Your task is to extract every entry that follows word for word while excluding the pictures.

** start Task data **

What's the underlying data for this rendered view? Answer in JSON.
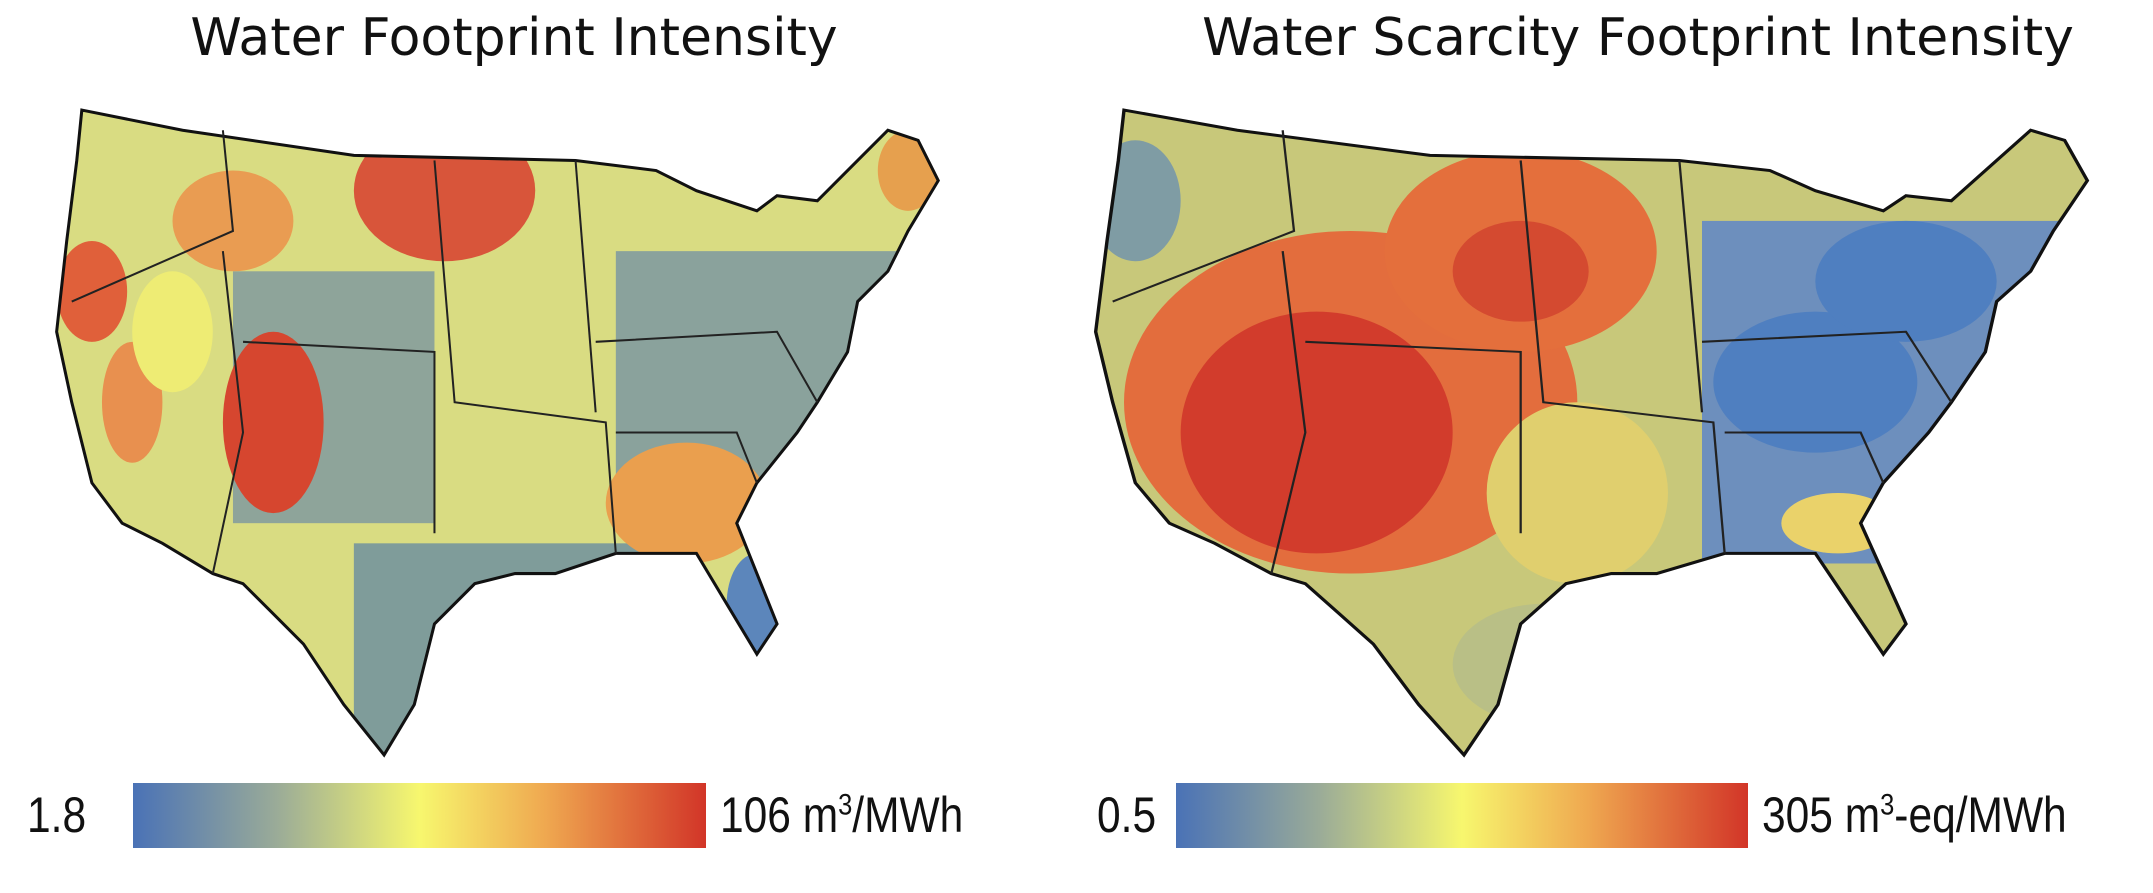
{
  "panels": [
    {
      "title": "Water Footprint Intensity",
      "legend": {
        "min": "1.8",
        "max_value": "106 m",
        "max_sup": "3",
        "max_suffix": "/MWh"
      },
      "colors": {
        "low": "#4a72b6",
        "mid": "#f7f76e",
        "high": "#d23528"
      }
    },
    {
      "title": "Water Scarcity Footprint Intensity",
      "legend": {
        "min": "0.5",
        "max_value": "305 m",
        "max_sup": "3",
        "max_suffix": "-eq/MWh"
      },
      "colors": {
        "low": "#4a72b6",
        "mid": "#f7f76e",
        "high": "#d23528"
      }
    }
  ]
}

** end Task data **

Answer to the exercise:
What's the underlying data for this rendered view? Answer in JSON.
{
  "panels": [
    {
      "title": "Water Footprint Intensity",
      "legend": {
        "min": "1.8",
        "max_value": "106 m",
        "max_sup": "3",
        "max_suffix": "/MWh"
      },
      "colors": {
        "low": "#4a72b6",
        "mid": "#f7f76e",
        "high": "#d23528"
      }
    },
    {
      "title": "Water Scarcity Footprint Intensity",
      "legend": {
        "min": "0.5",
        "max_value": "305 m",
        "max_sup": "3",
        "max_suffix": "-eq/MWh"
      },
      "colors": {
        "low": "#4a72b6",
        "mid": "#f7f76e",
        "high": "#d23528"
      }
    }
  ]
}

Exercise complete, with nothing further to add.